### TASK OBJECTIVE
Return each line of the data below exactly, omitting any pictures.

╭─ DATA LISTING

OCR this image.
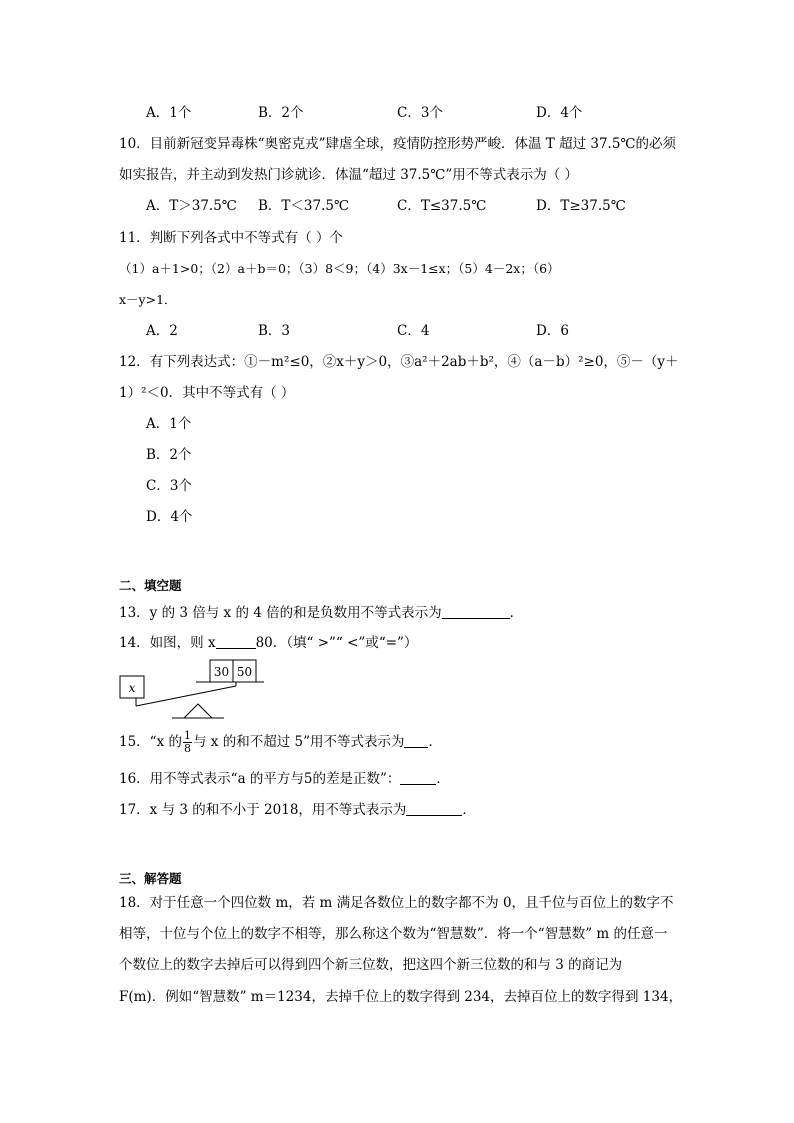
A．1个	B．2个	C．3个	D．4个
10．目前新冠变异毒株“奥密克戎”肆虐全球，疫情防控形势严峻．体温 T 超过 37.5℃的必须
如实报告，并主动到发热门诊就诊．体温“超过 37.5℃”用不等式表示为（ ）
A．T＞37.5℃ B．T＜37.5℃	C．T≤37.5℃	D．T≥37.5℃
11．判断下列各式中不等式有（ ）个
（1）a＋1>0；（2）a＋b＝0；（3）8＜9；（4）3x－1≤x；（5）4－2x；（6）
x－y>1．
A．2	B．3	C．4	D．6
12．有下列表达式：①－m²≤0，②x＋y＞0，③a²＋2ab＋b²，④（a－b）²≥0，⑤－（y＋
1）²＜0．其中不等式有（ ）
A．1个
B．2个
C．3个
D．4个
二、填空题
13．y 的 3 倍与 x 的 4 倍的和是负数用不等式表示为	．
14．如图，则 x	80．（填“ >”“ <”或“=”）
x
30 50
15．“x 的 $\frac{1}{8}$ 与 x 的和不超过 5”用不等式表示为 ．
16．用不等式表示“a 的平方与5的差是正数”：	．
17．x 与 3 的和不小于 2018，用不等式表示为	．
三、解答题
18．对于任意一个四位数 m，若 m 满足各数位上的数字都不为 0，且千位与百位上的数字不
相等，十位与个位上的数字不相等，那么称这个数为“智慧数”．将一个“智慧数” m 的任意一
个数位上的数字去掉后可以得到四个新三位数，把这四个新三位数的和与 3 的商记为
F(m)．例如“智慧数” m＝1234，去掉千位上的数字得到 234，去掉百位上的数字得到 134，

╰─

### EXERCISE ANSWER
OCR this image.
A．1个	B．2个	C．3个	D．4个
10．目前新冠变异毒株“奥密克戎”肆虐全球，疫情防控形势严峻．体温 T 超过 37.5℃的必须
如实报告，并主动到发热门诊就诊．体温“超过 37.5℃”用不等式表示为（ ）
A．T＞37.5℃ B．T＜37.5℃	C．T≤37.5℃	D．T≥37.5℃
11．判断下列各式中不等式有（ ）个
（1）a＋1>0；（2）a＋b＝0；（3）8＜9；（4）3x－1≤x；（5）4－2x；（6）
x－y>1．
A．2	B．3	C．4	D．6
12．有下列表达式：①－m²≤0，②x＋y＞0，③a²＋2ab＋b²，④（a－b）²≥0，⑤－（y＋
1）²＜0．其中不等式有（ ）
A．1个
B．2个
C．3个
D．4个
二、填空题
13．y 的 3 倍与 x 的 4 倍的和是负数用不等式表示为	．
14．如图，则 x	80．（填“ >”“ <”或“=”）
x
30 50
15．“x 的 $\frac{1}{8}$ 与 x 的和不超过 5”用不等式表示为 ．
16．用不等式表示“a 的平方与5的差是正数”：	．
17．x 与 3 的和不小于 2018，用不等式表示为	．
三、解答题
18．对于任意一个四位数 m，若 m 满足各数位上的数字都不为 0，且千位与百位上的数字不
相等，十位与个位上的数字不相等，那么称这个数为“智慧数”．将一个“智慧数” m 的任意一
个数位上的数字去掉后可以得到四个新三位数，把这四个新三位数的和与 3 的商记为
F(m)．例如“智慧数” m＝1234，去掉千位上的数字得到 234，去掉百位上的数字得到 134，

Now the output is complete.